▶ **Instructions for the task**
Leave out the pictures and restate the rest of the data exactly.

━━━

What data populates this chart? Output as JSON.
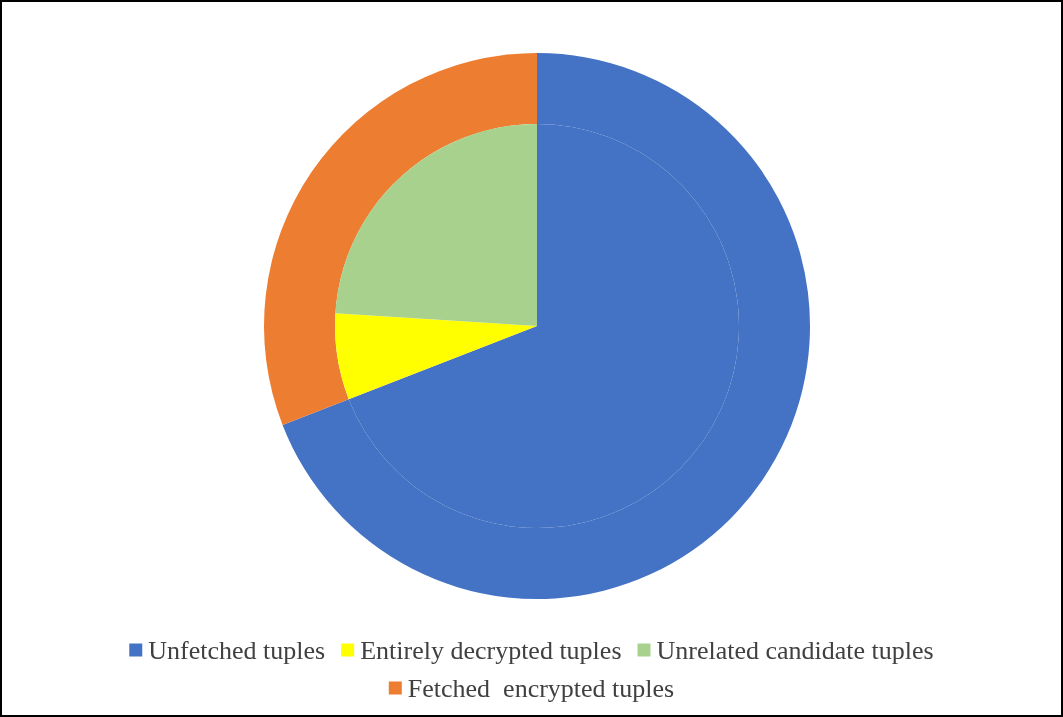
{
  "chart_data": {
    "type": "pie",
    "categories": [
      "Unfetched tuples",
      "Entirely decrypted tuples",
      "Unrelated candidate tuples",
      "Fetched  encrypted tuples"
    ],
    "colors": [
      "#4472c4",
      "#ffff00",
      "#a9d18e",
      "#ed7d31"
    ],
    "series": [
      {
        "values": [
          69.1,
          null,
          null,
          30.9
        ]
      },
      {
        "values": [
          69.1,
          6.9,
          24.0,
          null
        ]
      }
    ],
    "legend": "bottom"
  }
}
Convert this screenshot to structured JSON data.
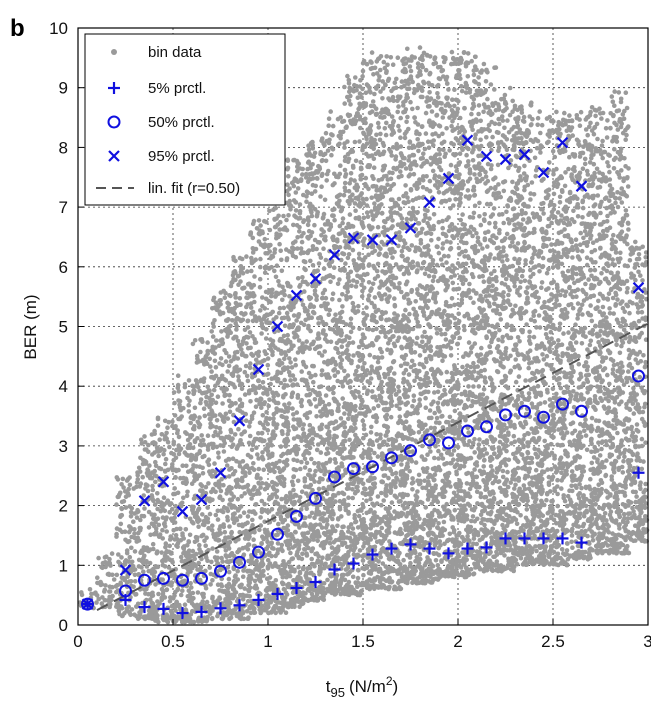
{
  "panel_letter": "b",
  "chart_data": {
    "type": "scatter",
    "xlabel_main": "t",
    "xlabel_sub": "95",
    "xlabel_unit": "(N/m",
    "xlabel_sup": "2",
    "xlabel_close": ")",
    "ylabel": "BER (m)",
    "xlim": [
      0,
      3
    ],
    "ylim": [
      0,
      10
    ],
    "x_ticks": [
      0,
      0.5,
      1,
      1.5,
      2,
      2.5,
      3
    ],
    "x_tick_labels": [
      "0",
      "0.5",
      "1",
      "1.5",
      "2",
      "2.5",
      "3"
    ],
    "y_ticks": [
      0,
      1,
      2,
      3,
      4,
      5,
      6,
      7,
      8,
      9,
      10
    ],
    "y_tick_labels": [
      "0",
      "1",
      "2",
      "3",
      "4",
      "5",
      "6",
      "7",
      "8",
      "9",
      "10"
    ],
    "grid": true,
    "legend_position": "top-left",
    "colors": {
      "bin": "#9a9a9a",
      "percentile": "#1010e0",
      "fit": "#555555"
    },
    "series": [
      {
        "name": "5% prctl.",
        "marker": "plus",
        "x": [
          0.05,
          0.25,
          0.35,
          0.45,
          0.55,
          0.65,
          0.75,
          0.85,
          0.95,
          1.05,
          1.15,
          1.25,
          1.35,
          1.45,
          1.55,
          1.65,
          1.75,
          1.85,
          1.95,
          2.05,
          2.15,
          2.25,
          2.35,
          2.45,
          2.55,
          2.65,
          2.95
        ],
        "y": [
          0.35,
          0.42,
          0.3,
          0.27,
          0.2,
          0.22,
          0.28,
          0.33,
          0.42,
          0.52,
          0.62,
          0.72,
          0.93,
          1.03,
          1.18,
          1.28,
          1.35,
          1.28,
          1.2,
          1.28,
          1.3,
          1.45,
          1.45,
          1.45,
          1.45,
          1.38,
          2.55
        ]
      },
      {
        "name": "50% prctl.",
        "marker": "circle",
        "x": [
          0.05,
          0.25,
          0.35,
          0.45,
          0.55,
          0.65,
          0.75,
          0.85,
          0.95,
          1.05,
          1.15,
          1.25,
          1.35,
          1.45,
          1.55,
          1.65,
          1.75,
          1.85,
          1.95,
          2.05,
          2.15,
          2.25,
          2.35,
          2.45,
          2.55,
          2.65,
          2.95
        ],
        "y": [
          0.35,
          0.57,
          0.75,
          0.78,
          0.75,
          0.78,
          0.9,
          1.05,
          1.22,
          1.52,
          1.82,
          2.12,
          2.48,
          2.62,
          2.65,
          2.8,
          2.92,
          3.1,
          3.05,
          3.25,
          3.32,
          3.52,
          3.58,
          3.48,
          3.7,
          3.58,
          4.17
        ]
      },
      {
        "name": "95% prctl.",
        "marker": "cross",
        "x": [
          0.05,
          0.25,
          0.35,
          0.45,
          0.55,
          0.65,
          0.75,
          0.85,
          0.95,
          1.05,
          1.15,
          1.25,
          1.35,
          1.45,
          1.55,
          1.65,
          1.75,
          1.85,
          1.95,
          2.05,
          2.15,
          2.25,
          2.35,
          2.45,
          2.55,
          2.65,
          2.95
        ],
        "y": [
          0.35,
          0.92,
          2.08,
          2.4,
          1.9,
          2.1,
          2.55,
          3.42,
          4.28,
          5.0,
          5.52,
          5.8,
          6.2,
          6.48,
          6.45,
          6.45,
          6.65,
          7.08,
          7.48,
          8.12,
          7.85,
          7.8,
          7.88,
          7.58,
          8.08,
          7.35,
          5.65
        ]
      }
    ],
    "bin_data": {
      "name": "bin data",
      "marker": "dot",
      "bins_x": [
        0.05,
        0.15,
        0.25,
        0.35,
        0.45,
        0.55,
        0.65,
        0.75,
        0.85,
        0.95,
        1.05,
        1.15,
        1.25,
        1.35,
        1.45,
        1.55,
        1.65,
        1.75,
        1.85,
        1.95,
        2.05,
        2.15,
        2.25,
        2.35,
        2.45,
        2.55,
        2.65,
        2.75,
        2.85,
        2.95
      ],
      "bins_ymin": [
        0.25,
        0.3,
        0.15,
        0.1,
        0.05,
        0.05,
        0.05,
        0.1,
        0.1,
        0.2,
        0.2,
        0.3,
        0.4,
        0.5,
        0.5,
        0.6,
        0.6,
        0.7,
        0.7,
        0.8,
        0.8,
        0.9,
        0.9,
        1.0,
        1.0,
        1.0,
        1.1,
        1.2,
        1.2,
        1.4
      ],
      "bins_ymax": [
        0.6,
        1.2,
        2.5,
        3.2,
        3.6,
        4.2,
        4.8,
        5.6,
        6.2,
        6.8,
        7.2,
        7.8,
        8.2,
        8.6,
        9.2,
        9.6,
        9.6,
        9.8,
        9.6,
        9.6,
        9.6,
        9.4,
        9.0,
        8.8,
        8.6,
        8.6,
        8.6,
        8.8,
        9.0,
        6.5
      ]
    },
    "fit": {
      "name": "lin. fit (r=0.50)",
      "style": "dashed",
      "x": [
        0.1,
        3.0
      ],
      "y": [
        0.25,
        5.05
      ]
    }
  }
}
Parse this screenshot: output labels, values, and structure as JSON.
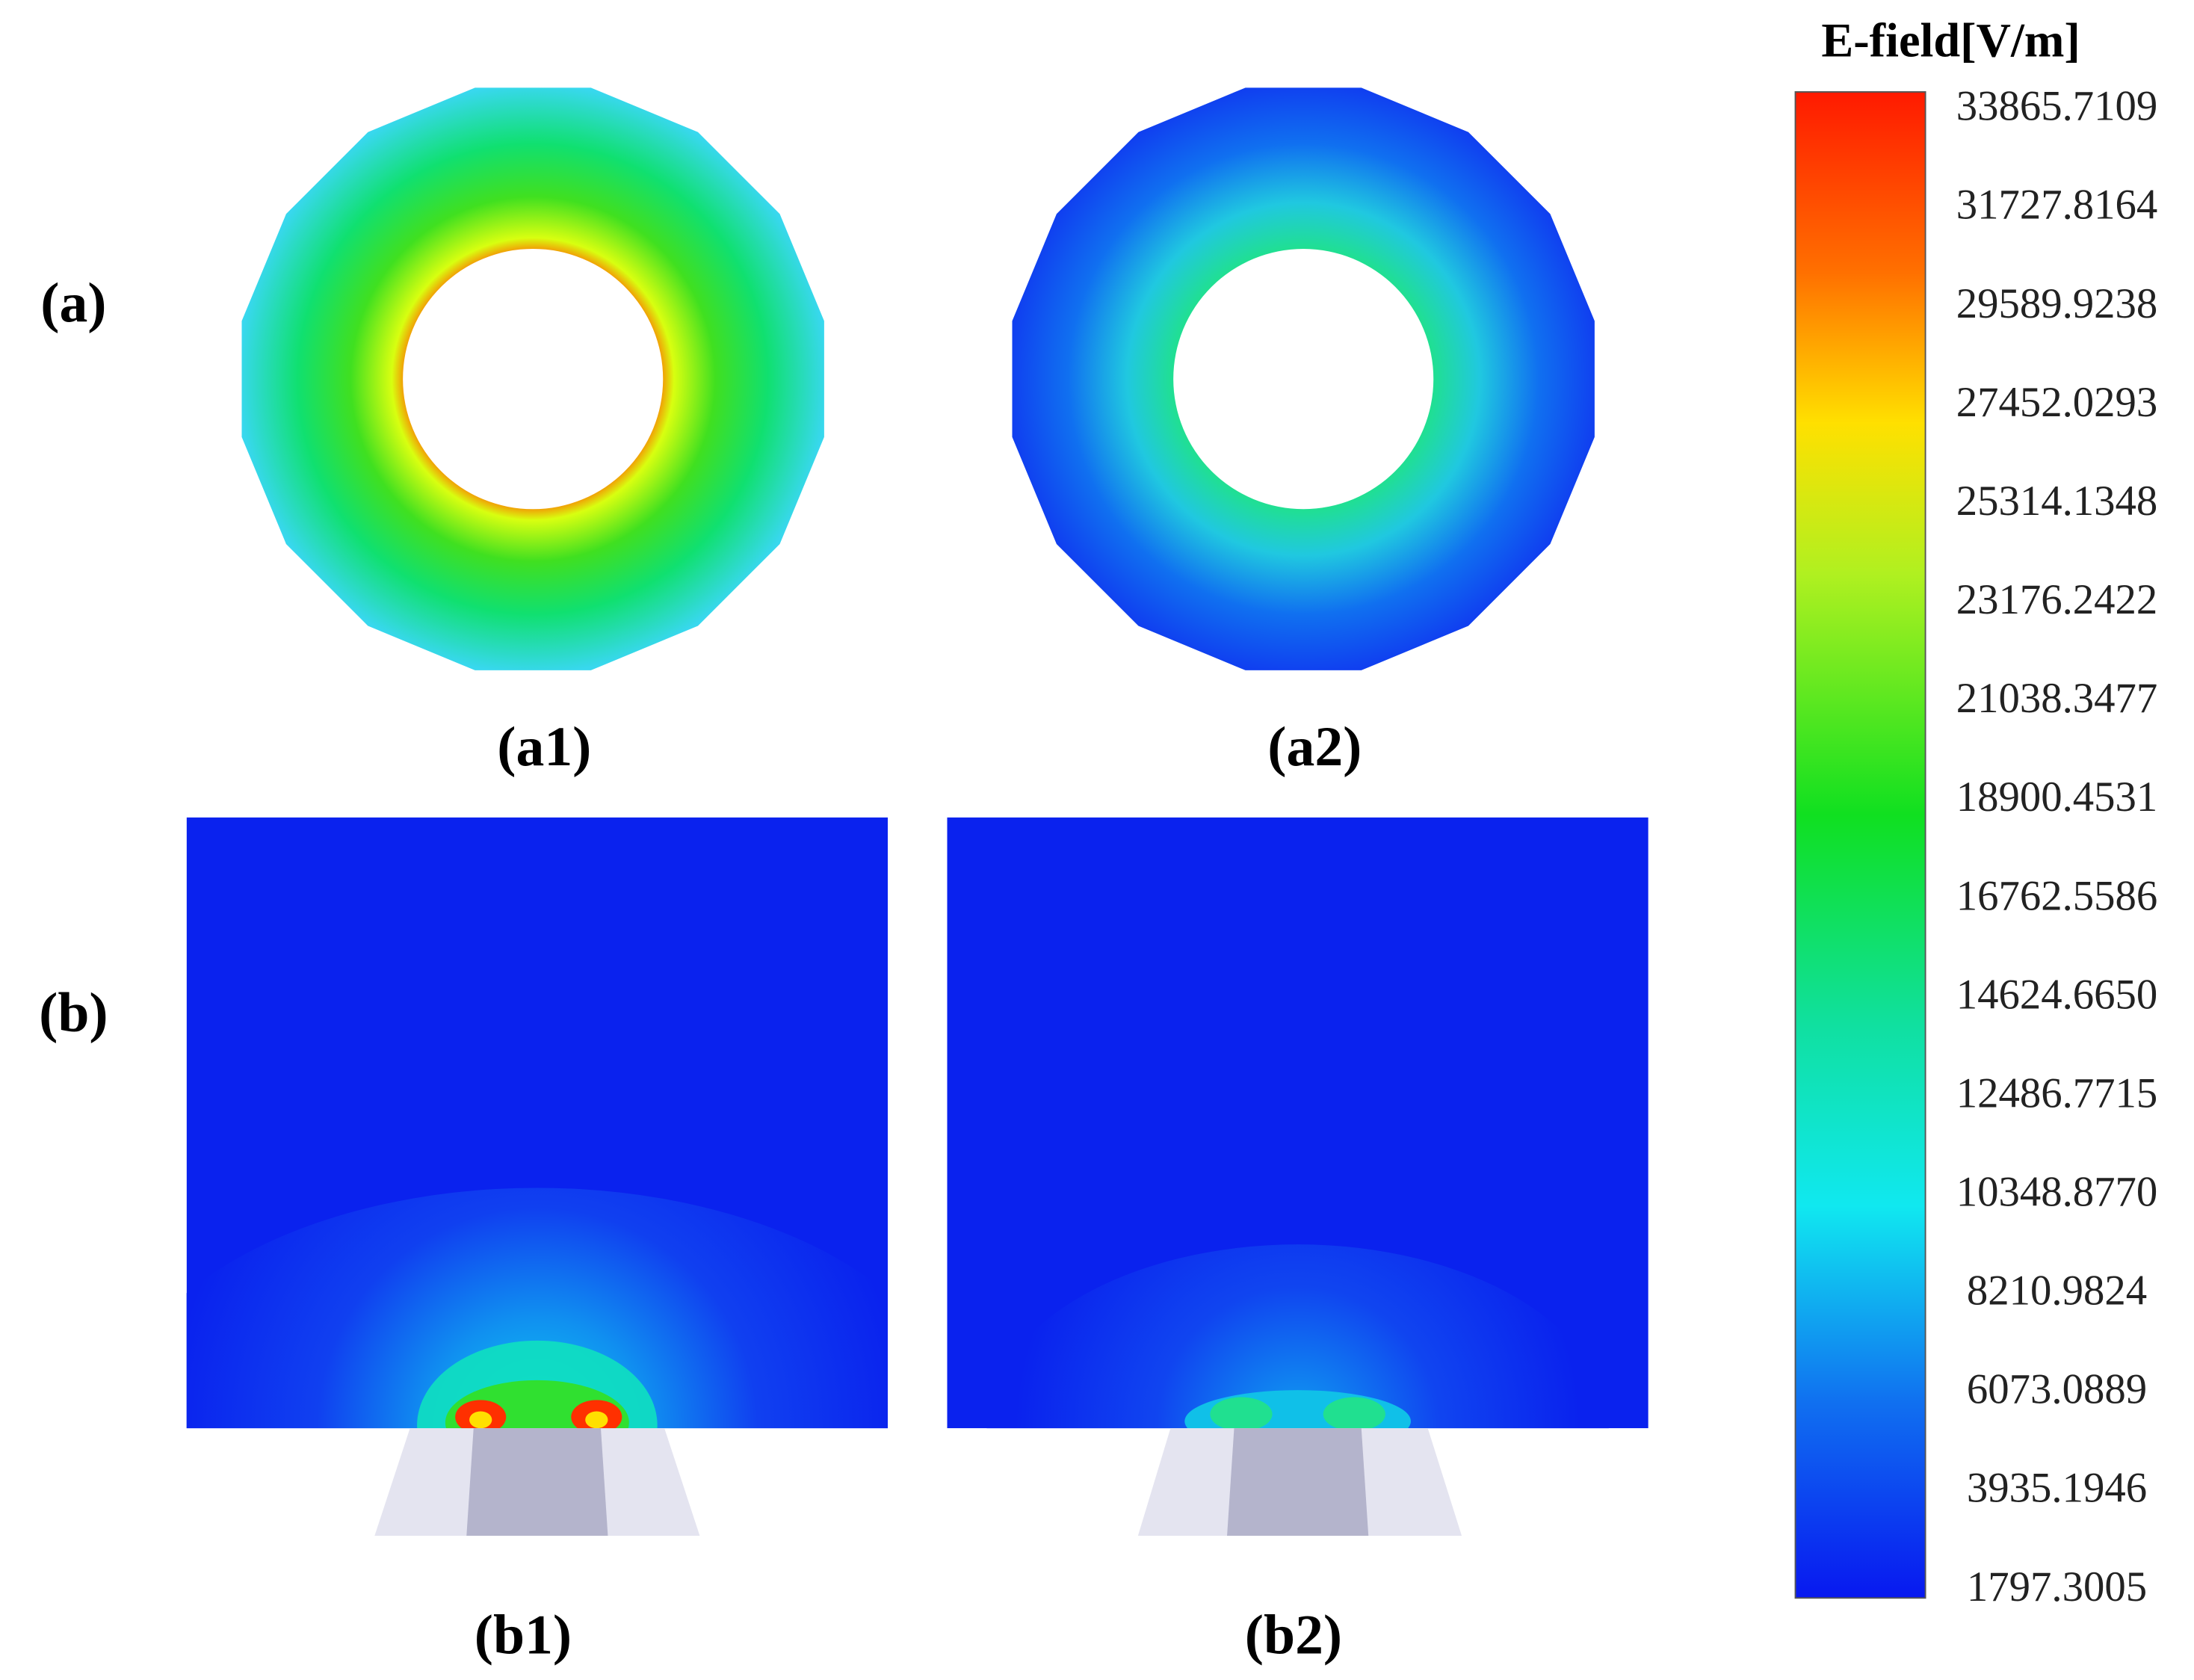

━━━

▶ **Full answer**
What data populates this chart? Output as JSON.
{
  "chart_data": {
    "type": "pie",
    "categories": [
      "Unfetched tuples",
      "Entirely decrypted tuples",
      "Unrelated candidate tuples",
      "Fetched  encrypted tuples"
    ],
    "colors": [
      "#4472c4",
      "#ffff00",
      "#a9d18e",
      "#ed7d31"
    ],
    "series": [
      {
        "values": [
          69.1,
          null,
          null,
          30.9
        ]
      },
      {
        "values": [
          69.1,
          6.9,
          24.0,
          null
        ]
      }
    ],
    "legend": "bottom"
  }
}
Convert this screenshot to structured JSON data.
{
  "panel_letter": "b",
  "chart_data": {
    "type": "scatter",
    "xlabel_main": "t",
    "xlabel_sub": "95",
    "xlabel_unit": "(N/m",
    "xlabel_sup": "2",
    "xlabel_close": ")",
    "ylabel": "BER (m)",
    "xlim": [
      0,
      3
    ],
    "ylim": [
      0,
      10
    ],
    "x_ticks": [
      0,
      0.5,
      1,
      1.5,
      2,
      2.5,
      3
    ],
    "x_tick_labels": [
      "0",
      "0.5",
      "1",
      "1.5",
      "2",
      "2.5",
      "3"
    ],
    "y_ticks": [
      0,
      1,
      2,
      3,
      4,
      5,
      6,
      7,
      8,
      9,
      10
    ],
    "y_tick_labels": [
      "0",
      "1",
      "2",
      "3",
      "4",
      "5",
      "6",
      "7",
      "8",
      "9",
      "10"
    ],
    "grid": true,
    "legend_position": "top-left",
    "colors": {
      "bin": "#9a9a9a",
      "percentile": "#1010e0",
      "fit": "#555555"
    },
    "series": [
      {
        "name": "5% prctl.",
        "marker": "plus",
        "x": [
          0.05,
          0.25,
          0.35,
          0.45,
          0.55,
          0.65,
          0.75,
          0.85,
          0.95,
          1.05,
          1.15,
          1.25,
          1.35,
          1.45,
          1.55,
          1.65,
          1.75,
          1.85,
          1.95,
          2.05,
          2.15,
          2.25,
          2.35,
          2.45,
          2.55,
          2.65,
          2.95
        ],
        "y": [
          0.35,
          0.42,
          0.3,
          0.27,
          0.2,
          0.22,
          0.28,
          0.33,
          0.42,
          0.52,
          0.62,
          0.72,
          0.93,
          1.03,
          1.18,
          1.28,
          1.35,
          1.28,
          1.2,
          1.28,
          1.3,
          1.45,
          1.45,
          1.45,
          1.45,
          1.38,
          2.55
        ]
      },
      {
        "name": "50% prctl.",
        "marker": "circle",
        "x": [
          0.05,
          0.25,
          0.35,
          0.45,
          0.55,
          0.65,
          0.75,
          0.85,
          0.95,
          1.05,
          1.15,
          1.25,
          1.35,
          1.45,
          1.55,
          1.65,
          1.75,
          1.85,
          1.95,
          2.05,
          2.15,
          2.25,
          2.35,
          2.45,
          2.55,
          2.65,
          2.95
        ],
        "y": [
          0.35,
          0.57,
          0.75,
          0.78,
          0.75,
          0.78,
          0.9,
          1.05,
          1.22,
          1.52,
          1.82,
          2.12,
          2.48,
          2.62,
          2.65,
          2.8,
          2.92,
          3.1,
          3.05,
          3.25,
          3.32,
          3.52,
          3.58,
          3.48,
          3.7,
          3.58,
          4.17
        ]
      },
      {
        "name": "95% prctl.",
        "marker": "cross",
        "x": [
          0.05,
          0.25,
          0.35,
          0.45,
          0.55,
          0.65,
          0.75,
          0.85,
          0.95,
          1.05,
          1.15,
          1.25,
          1.35,
          1.45,
          1.55,
          1.65,
          1.75,
          1.85,
          1.95,
          2.05,
          2.15,
          2.25,
          2.35,
          2.45,
          2.55,
          2.65,
          2.95
        ],
        "y": [
          0.35,
          0.92,
          2.08,
          2.4,
          1.9,
          2.1,
          2.55,
          3.42,
          4.28,
          5.0,
          5.52,
          5.8,
          6.2,
          6.48,
          6.45,
          6.45,
          6.65,
          7.08,
          7.48,
          8.12,
          7.85,
          7.8,
          7.88,
          7.58,
          8.08,
          7.35,
          5.65
        ]
      }
    ],
    "bin_data": {
      "name": "bin data",
      "marker": "dot",
      "bins_x": [
        0.05,
        0.15,
        0.25,
        0.35,
        0.45,
        0.55,
        0.65,
        0.75,
        0.85,
        0.95,
        1.05,
        1.15,
        1.25,
        1.35,
        1.45,
        1.55,
        1.65,
        1.75,
        1.85,
        1.95,
        2.05,
        2.15,
        2.25,
        2.35,
        2.45,
        2.55,
        2.65,
        2.75,
        2.85,
        2.95
      ],
      "bins_ymin": [
        0.25,
        0.3,
        0.15,
        0.1,
        0.05,
        0.05,
        0.05,
        0.1,
        0.1,
        0.2,
        0.2,
        0.3,
        0.4,
        0.5,
        0.5,
        0.6,
        0.6,
        0.7,
        0.7,
        0.8,
        0.8,
        0.9,
        0.9,
        1.0,
        1.0,
        1.0,
        1.1,
        1.2,
        1.2,
        1.4
      ],
      "bins_ymax": [
        0.6,
        1.2,
        2.5,
        3.2,
        3.6,
        4.2,
        4.8,
        5.6,
        6.2,
        6.8,
        7.2,
        7.8,
        8.2,
        8.6,
        9.2,
        9.6,
        9.6,
        9.8,
        9.6,
        9.6,
        9.6,
        9.4,
        9.0,
        8.8,
        8.6,
        8.6,
        8.6,
        8.8,
        9.0,
        6.5
      ]
    },
    "fit": {
      "name": "lin. fit (r=0.50)",
      "style": "dashed",
      "x": [
        0.1,
        3.0
      ],
      "y": [
        0.25,
        5.05
      ]
    }
  }
}
Parse this screenshot: output labels, values, and structure as JSON.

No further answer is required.